Short exercise: Assemble all lines in which the string "right" appears.

Entries with figure data:
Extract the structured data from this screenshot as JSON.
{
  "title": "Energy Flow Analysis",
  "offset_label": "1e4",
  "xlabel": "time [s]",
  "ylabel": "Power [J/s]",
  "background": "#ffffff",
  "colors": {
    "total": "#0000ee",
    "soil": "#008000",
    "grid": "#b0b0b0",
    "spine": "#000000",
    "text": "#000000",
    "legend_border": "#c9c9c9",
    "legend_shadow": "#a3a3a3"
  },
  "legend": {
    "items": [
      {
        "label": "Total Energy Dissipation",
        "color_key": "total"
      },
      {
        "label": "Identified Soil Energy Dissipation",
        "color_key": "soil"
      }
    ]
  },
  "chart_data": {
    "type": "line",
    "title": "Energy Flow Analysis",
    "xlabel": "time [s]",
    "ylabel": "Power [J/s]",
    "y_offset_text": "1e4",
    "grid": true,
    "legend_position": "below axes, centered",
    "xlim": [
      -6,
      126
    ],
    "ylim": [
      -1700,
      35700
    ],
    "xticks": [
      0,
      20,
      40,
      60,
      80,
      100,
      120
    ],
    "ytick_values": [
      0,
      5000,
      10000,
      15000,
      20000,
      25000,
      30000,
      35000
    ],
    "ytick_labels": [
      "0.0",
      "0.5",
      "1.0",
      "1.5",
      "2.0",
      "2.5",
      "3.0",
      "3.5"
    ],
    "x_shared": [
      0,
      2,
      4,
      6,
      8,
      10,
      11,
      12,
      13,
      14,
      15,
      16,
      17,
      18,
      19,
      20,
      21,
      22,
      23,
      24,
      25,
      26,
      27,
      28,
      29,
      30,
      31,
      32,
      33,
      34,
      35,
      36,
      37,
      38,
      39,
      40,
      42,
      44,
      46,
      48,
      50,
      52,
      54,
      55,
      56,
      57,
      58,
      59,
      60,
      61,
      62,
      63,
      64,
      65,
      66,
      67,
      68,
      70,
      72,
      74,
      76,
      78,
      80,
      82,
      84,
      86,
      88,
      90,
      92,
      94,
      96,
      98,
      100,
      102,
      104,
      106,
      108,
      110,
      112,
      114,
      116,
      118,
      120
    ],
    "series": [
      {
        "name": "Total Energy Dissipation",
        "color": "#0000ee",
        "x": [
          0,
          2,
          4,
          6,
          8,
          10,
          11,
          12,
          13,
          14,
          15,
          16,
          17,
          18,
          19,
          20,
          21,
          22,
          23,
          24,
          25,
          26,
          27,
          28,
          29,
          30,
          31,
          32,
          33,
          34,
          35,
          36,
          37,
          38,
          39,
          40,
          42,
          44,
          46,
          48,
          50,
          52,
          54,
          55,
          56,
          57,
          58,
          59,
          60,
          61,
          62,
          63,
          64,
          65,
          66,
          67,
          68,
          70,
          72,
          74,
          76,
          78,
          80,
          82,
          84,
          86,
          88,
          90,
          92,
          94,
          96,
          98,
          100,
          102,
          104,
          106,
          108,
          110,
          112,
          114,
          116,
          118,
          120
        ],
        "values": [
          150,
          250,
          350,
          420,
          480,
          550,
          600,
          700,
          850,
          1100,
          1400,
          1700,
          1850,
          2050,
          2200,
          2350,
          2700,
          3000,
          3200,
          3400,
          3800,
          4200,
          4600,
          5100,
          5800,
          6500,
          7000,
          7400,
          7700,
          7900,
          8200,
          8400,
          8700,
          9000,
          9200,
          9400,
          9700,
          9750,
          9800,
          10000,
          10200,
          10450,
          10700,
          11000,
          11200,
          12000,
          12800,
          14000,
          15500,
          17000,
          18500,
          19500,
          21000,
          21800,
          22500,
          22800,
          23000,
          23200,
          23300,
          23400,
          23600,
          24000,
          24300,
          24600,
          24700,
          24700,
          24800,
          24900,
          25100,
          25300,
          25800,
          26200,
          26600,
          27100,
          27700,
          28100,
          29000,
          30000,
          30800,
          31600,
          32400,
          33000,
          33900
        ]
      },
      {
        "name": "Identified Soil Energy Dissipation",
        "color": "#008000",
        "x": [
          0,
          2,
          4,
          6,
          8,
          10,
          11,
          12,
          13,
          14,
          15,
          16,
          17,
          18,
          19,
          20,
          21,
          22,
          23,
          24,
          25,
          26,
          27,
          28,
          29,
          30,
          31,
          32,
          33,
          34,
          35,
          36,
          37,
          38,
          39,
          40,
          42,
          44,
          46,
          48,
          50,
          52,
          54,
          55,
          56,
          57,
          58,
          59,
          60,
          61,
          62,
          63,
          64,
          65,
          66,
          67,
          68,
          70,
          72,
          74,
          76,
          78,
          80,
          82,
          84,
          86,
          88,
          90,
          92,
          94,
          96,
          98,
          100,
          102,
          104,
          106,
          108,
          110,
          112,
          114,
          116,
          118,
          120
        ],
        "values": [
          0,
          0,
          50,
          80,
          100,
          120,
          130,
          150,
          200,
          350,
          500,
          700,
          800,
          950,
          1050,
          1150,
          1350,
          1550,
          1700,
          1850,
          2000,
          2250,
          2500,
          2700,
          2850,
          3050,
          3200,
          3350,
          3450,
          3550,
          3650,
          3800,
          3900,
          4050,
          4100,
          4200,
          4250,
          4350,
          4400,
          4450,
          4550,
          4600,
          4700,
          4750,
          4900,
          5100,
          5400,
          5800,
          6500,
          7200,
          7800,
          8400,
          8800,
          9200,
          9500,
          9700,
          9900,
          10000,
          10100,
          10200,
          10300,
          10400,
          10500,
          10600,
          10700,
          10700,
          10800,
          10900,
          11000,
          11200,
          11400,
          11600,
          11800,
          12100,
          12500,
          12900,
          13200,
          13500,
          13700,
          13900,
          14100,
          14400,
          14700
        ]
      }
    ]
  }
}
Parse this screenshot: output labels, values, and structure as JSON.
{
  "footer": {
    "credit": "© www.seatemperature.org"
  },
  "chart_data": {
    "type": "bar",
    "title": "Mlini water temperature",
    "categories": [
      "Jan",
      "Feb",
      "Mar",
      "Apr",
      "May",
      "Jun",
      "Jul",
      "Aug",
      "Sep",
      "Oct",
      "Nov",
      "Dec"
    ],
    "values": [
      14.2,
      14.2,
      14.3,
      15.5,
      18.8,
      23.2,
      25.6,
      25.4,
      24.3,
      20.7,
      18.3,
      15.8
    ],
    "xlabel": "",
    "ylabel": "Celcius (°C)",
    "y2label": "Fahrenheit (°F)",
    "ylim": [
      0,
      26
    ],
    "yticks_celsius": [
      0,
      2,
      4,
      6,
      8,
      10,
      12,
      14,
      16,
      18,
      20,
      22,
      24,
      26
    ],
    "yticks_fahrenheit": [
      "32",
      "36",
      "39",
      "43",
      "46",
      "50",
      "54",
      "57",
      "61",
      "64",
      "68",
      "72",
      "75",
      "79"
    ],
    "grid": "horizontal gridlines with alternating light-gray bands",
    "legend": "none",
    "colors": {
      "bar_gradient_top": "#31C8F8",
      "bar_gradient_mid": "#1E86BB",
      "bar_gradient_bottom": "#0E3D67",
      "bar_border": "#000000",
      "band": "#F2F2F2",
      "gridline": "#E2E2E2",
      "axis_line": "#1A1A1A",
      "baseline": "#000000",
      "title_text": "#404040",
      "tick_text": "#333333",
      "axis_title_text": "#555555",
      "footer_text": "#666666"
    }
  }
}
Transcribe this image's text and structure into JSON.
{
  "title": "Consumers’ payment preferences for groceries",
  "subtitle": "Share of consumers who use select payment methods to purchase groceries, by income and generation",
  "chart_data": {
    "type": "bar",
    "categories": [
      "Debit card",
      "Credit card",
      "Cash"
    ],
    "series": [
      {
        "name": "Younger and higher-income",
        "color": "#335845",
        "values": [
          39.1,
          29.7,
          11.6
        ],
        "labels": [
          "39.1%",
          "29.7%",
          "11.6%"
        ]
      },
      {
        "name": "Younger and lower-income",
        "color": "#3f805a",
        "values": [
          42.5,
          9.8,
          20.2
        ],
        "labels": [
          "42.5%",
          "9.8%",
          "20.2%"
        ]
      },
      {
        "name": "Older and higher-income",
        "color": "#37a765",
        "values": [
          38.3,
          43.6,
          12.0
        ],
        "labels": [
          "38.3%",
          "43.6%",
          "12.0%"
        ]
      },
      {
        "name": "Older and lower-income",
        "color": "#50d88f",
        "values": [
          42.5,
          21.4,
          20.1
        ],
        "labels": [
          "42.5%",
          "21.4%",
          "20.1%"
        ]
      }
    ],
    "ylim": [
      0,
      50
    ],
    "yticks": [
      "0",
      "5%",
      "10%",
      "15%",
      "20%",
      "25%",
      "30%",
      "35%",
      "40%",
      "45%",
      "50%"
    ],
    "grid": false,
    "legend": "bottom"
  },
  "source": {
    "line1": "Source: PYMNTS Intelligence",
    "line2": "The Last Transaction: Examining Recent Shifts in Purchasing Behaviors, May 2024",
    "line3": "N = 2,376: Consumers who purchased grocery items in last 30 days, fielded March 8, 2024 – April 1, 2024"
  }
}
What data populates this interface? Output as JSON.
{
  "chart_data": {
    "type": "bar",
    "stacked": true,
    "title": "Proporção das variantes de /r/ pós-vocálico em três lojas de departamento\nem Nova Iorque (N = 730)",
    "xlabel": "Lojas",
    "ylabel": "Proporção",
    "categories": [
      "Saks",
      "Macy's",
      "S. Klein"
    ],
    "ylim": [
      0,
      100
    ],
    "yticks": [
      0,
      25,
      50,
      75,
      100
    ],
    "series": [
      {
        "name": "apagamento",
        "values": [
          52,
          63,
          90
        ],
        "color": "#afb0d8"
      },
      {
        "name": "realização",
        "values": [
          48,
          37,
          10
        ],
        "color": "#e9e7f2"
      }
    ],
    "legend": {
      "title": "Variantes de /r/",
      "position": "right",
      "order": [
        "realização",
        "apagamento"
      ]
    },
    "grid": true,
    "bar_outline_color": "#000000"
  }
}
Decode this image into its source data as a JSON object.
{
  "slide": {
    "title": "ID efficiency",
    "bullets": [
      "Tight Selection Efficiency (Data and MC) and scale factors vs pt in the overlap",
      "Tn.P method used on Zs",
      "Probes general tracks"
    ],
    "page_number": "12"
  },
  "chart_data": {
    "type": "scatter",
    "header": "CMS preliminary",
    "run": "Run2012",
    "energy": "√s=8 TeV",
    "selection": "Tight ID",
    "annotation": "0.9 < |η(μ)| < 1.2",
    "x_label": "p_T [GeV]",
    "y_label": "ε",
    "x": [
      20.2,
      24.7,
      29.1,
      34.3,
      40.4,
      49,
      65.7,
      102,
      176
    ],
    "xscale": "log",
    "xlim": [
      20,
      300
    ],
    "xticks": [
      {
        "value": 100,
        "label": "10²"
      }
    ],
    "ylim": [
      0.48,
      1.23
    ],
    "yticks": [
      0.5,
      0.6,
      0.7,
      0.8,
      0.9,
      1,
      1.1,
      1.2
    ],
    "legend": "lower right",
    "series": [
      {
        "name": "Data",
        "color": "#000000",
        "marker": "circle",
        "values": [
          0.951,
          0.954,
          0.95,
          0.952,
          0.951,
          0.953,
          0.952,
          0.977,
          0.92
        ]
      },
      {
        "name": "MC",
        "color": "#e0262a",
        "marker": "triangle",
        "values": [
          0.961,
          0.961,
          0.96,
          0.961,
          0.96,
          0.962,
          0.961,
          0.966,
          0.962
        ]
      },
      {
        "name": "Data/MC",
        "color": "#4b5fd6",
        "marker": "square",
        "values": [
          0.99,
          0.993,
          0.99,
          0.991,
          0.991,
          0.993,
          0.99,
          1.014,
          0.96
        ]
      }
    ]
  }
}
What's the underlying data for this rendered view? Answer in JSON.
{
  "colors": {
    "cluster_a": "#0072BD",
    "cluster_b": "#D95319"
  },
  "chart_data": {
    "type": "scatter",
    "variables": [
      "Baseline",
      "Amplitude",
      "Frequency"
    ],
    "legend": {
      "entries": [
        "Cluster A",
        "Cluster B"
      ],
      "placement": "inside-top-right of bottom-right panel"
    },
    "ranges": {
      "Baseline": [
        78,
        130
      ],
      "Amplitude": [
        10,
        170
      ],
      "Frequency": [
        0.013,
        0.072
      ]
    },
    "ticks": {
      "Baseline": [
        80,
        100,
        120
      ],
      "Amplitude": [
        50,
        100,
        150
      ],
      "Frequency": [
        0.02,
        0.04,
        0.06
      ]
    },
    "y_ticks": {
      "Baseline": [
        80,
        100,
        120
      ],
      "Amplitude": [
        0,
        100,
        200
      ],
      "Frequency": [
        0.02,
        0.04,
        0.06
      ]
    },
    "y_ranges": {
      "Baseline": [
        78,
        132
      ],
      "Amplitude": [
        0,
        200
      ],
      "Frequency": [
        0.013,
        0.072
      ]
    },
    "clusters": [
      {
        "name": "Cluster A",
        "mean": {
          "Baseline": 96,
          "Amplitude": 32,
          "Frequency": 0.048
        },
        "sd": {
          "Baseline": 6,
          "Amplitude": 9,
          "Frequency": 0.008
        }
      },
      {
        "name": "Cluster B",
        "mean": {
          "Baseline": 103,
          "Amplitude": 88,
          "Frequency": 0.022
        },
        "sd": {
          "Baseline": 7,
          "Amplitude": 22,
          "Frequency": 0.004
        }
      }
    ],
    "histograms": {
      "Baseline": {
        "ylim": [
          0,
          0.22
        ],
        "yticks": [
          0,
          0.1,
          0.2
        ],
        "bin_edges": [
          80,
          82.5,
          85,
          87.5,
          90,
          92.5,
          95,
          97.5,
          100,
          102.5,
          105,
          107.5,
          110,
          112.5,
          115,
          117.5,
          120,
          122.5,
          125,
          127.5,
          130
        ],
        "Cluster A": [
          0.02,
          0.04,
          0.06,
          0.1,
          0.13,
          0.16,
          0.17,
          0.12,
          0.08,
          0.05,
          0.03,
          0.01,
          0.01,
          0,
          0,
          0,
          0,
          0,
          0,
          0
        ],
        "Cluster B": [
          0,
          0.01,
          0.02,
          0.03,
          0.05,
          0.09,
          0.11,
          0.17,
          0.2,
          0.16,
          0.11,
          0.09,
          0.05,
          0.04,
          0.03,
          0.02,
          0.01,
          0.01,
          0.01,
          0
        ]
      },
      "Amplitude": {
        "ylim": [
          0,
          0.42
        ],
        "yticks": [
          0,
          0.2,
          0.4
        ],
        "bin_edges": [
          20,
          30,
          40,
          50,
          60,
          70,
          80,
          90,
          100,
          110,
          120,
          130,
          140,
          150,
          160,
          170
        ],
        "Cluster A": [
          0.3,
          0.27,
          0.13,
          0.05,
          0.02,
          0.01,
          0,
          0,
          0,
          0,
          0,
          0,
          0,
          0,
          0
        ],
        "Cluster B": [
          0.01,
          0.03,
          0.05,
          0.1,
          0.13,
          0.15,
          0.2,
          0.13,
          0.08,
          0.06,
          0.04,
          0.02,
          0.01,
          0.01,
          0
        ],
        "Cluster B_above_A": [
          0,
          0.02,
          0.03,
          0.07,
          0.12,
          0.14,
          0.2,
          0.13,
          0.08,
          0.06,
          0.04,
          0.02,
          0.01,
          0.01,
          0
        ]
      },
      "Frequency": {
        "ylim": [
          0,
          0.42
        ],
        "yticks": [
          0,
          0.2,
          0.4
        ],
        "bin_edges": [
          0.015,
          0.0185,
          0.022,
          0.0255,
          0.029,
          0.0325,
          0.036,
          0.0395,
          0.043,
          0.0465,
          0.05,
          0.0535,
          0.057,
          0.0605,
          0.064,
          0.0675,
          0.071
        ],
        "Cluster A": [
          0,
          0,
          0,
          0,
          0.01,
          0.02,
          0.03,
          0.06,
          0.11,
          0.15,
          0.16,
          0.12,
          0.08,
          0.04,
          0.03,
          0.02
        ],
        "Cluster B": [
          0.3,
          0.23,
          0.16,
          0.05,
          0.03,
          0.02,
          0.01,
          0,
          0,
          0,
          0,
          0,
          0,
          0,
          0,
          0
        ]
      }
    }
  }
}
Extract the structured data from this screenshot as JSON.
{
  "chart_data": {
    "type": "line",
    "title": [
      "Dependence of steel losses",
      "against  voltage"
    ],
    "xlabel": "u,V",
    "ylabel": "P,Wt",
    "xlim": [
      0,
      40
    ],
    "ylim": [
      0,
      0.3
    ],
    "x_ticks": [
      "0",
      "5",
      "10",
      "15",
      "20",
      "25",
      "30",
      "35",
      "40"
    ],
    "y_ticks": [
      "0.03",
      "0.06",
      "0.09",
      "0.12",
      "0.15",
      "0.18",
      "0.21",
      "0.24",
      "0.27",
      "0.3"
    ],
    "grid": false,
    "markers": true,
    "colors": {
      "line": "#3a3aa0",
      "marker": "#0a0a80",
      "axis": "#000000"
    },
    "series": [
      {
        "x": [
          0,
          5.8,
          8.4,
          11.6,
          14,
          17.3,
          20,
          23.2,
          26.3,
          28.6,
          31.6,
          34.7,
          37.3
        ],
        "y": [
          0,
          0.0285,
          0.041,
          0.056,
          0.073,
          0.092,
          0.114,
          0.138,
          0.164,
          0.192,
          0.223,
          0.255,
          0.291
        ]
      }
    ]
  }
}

The solution:
      "position": "right",
    "legend": "lower right",
      "placement": "inside-top-right of bottom-right panel"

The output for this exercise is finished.